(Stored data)
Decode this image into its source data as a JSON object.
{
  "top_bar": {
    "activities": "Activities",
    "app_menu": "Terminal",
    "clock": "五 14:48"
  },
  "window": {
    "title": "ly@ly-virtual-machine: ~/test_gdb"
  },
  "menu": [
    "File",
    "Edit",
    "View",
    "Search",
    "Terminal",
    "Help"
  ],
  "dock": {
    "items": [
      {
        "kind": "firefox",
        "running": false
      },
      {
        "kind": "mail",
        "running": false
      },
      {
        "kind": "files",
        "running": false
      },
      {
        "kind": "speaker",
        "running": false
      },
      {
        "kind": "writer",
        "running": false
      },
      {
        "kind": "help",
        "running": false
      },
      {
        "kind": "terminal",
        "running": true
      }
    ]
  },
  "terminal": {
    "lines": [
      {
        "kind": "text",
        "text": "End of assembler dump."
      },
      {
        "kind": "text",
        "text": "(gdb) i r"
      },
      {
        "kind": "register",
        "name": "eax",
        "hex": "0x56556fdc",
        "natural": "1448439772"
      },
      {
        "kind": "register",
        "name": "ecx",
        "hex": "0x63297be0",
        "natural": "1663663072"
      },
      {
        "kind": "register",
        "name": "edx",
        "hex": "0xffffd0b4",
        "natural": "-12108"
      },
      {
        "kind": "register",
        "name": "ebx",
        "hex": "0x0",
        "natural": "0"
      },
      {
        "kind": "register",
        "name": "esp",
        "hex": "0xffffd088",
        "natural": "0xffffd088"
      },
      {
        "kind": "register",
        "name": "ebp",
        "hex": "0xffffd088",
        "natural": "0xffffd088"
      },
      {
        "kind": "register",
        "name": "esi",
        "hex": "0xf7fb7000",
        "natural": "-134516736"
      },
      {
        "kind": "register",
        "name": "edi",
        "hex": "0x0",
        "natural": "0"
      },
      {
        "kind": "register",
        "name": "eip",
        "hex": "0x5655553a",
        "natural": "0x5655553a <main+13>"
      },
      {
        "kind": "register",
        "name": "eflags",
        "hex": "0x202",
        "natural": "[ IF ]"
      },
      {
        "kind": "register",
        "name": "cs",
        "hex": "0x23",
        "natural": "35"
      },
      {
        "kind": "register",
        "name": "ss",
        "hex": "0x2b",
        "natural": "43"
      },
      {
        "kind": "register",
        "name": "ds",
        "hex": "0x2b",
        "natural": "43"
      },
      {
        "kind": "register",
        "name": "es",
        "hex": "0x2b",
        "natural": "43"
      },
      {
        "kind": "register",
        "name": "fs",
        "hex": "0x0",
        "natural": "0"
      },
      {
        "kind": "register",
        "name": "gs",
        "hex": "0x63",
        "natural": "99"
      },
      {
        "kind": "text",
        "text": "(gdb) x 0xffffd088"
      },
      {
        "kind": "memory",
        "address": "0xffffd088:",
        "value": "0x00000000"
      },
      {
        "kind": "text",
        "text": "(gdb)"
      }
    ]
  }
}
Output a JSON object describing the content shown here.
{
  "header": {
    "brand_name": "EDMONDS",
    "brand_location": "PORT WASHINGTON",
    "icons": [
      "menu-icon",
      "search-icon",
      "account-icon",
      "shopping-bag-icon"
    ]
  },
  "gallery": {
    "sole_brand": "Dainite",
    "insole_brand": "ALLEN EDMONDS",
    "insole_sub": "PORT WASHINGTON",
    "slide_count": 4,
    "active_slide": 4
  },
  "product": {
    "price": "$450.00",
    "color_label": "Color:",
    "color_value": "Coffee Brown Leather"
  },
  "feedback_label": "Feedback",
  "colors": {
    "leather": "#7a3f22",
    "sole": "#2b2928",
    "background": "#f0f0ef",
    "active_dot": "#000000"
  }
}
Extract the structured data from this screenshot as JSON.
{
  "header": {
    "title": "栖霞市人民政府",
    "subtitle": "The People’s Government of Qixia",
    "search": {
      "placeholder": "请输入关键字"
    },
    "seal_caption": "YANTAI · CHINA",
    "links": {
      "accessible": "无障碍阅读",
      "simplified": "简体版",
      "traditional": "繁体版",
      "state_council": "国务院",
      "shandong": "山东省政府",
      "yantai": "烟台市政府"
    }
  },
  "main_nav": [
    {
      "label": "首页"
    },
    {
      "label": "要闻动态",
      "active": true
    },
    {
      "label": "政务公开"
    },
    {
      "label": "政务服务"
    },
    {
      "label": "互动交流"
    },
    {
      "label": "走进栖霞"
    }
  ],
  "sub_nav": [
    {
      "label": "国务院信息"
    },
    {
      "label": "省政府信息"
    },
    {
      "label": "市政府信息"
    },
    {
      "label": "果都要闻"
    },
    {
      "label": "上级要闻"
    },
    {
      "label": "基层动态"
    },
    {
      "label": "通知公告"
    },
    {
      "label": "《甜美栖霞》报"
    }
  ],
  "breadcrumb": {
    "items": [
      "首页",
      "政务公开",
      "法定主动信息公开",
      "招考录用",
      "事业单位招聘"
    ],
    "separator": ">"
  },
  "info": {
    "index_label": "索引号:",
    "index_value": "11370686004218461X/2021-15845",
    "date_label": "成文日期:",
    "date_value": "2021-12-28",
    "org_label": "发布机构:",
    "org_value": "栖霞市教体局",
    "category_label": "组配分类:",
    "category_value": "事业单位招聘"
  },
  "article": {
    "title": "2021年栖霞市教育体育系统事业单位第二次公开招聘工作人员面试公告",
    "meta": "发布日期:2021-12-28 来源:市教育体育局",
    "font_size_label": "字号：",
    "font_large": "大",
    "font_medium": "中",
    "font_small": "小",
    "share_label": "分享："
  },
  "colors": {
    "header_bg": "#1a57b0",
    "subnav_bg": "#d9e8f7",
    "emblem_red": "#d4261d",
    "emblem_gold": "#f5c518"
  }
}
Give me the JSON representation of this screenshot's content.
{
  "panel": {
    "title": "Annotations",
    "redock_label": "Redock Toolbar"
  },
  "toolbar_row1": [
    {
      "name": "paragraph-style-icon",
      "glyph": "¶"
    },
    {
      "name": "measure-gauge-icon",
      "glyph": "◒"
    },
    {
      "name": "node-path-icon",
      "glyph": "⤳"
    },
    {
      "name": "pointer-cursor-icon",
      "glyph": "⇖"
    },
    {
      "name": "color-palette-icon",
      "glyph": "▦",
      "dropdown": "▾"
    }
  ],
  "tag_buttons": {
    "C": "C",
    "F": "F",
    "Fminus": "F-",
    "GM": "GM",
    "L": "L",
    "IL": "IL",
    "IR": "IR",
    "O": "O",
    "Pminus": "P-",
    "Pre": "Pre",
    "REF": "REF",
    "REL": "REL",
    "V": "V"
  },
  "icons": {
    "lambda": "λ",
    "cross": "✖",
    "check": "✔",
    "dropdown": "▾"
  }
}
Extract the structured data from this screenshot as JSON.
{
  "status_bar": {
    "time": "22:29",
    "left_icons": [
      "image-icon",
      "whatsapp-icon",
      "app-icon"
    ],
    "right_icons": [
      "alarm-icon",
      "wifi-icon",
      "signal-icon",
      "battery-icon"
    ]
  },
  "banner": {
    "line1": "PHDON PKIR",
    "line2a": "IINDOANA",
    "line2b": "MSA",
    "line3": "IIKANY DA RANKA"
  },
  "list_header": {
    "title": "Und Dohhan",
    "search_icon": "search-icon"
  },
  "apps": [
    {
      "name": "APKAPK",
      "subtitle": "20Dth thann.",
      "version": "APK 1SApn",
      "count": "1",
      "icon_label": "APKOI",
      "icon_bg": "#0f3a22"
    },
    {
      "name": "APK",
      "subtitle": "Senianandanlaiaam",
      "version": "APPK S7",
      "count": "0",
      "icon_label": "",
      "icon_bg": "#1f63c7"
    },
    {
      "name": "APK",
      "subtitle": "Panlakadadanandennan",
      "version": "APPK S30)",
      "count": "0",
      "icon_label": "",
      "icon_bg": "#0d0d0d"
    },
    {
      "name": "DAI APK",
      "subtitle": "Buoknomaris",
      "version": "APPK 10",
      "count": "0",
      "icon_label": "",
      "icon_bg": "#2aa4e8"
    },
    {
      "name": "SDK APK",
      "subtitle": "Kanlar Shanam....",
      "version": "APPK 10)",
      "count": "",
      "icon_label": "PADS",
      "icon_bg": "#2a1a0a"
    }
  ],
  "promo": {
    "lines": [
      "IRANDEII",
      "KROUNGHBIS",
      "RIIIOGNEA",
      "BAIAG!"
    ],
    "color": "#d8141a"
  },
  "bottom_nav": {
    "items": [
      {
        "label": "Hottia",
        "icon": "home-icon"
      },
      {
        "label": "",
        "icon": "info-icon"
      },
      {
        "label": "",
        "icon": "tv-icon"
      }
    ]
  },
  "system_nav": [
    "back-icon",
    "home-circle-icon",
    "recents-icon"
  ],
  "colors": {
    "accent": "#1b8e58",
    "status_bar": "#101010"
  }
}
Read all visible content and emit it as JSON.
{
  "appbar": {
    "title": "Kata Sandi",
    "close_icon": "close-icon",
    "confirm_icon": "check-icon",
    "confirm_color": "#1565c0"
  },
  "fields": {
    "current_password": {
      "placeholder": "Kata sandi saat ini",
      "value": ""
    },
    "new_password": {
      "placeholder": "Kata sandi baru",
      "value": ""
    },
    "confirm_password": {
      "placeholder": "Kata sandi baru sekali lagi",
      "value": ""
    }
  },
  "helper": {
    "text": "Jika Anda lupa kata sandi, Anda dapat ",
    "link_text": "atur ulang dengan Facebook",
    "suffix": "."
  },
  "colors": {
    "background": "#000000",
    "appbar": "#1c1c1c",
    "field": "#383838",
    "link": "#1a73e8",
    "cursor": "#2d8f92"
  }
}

■ Exercise
Using the listing above, pick out each line that contains the word "baru", then copy it.

■ Right answer
      "placeholder": "Kata sandi baru",
      "placeholder": "Kata sandi baru sekali lagi",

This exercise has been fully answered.